------ Record excerpts ------

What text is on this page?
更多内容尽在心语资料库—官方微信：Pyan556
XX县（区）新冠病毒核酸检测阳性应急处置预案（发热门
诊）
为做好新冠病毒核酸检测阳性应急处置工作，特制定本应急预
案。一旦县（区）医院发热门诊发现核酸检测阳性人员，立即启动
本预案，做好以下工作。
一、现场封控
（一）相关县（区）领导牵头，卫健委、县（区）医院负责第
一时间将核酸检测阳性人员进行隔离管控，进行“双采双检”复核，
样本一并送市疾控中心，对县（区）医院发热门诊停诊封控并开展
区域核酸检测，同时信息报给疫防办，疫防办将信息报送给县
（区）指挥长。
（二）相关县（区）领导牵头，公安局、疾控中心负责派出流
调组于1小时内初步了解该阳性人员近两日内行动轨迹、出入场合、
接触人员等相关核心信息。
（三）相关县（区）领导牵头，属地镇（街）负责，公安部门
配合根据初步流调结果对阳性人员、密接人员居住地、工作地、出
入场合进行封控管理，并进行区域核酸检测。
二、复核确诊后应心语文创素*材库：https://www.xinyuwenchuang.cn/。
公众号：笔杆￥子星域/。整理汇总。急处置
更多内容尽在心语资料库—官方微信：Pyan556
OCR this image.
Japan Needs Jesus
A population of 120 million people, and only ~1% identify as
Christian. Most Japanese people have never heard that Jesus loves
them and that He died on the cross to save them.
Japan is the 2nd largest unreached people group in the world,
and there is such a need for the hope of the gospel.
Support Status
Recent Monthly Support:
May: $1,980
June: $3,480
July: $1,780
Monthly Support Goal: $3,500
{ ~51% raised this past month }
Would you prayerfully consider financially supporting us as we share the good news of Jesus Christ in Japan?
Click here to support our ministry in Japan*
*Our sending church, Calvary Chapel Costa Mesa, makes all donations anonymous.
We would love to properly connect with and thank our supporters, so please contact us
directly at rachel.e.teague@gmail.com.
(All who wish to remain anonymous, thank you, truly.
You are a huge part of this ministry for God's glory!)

------

**Directions for this task**
Give back exactly the lines from the line holding "OCR this image." through the last line of the listing, including both.

**Correct result**
OCR this image.
Japan Needs Jesus
A population of 120 million people, and only ~1% identify as
Christian. Most Japanese people have never heard that Jesus loves
them and that He died on the cross to save them.
Japan is the 2nd largest unreached people group in the world,
and there is such a need for the hope of the gospel.
Support Status
Recent Monthly Support:
May: $1,980
June: $3,480
July: $1,780
Monthly Support Goal: $3,500
{ ~51% raised this past month }
Would you prayerfully consider financially supporting us as we share the good news of Jesus Christ in Japan?
Click here to support our ministry in Japan*
*Our sending church, Calvary Chapel Costa Mesa, makes all donations anonymous.
We would love to properly connect with and thank our supporters, so please contact us
directly at rachel.e.teague@gmail.com.
(All who wish to remain anonymous, thank you, truly.
You are a huge part of this ministry for God's glory!)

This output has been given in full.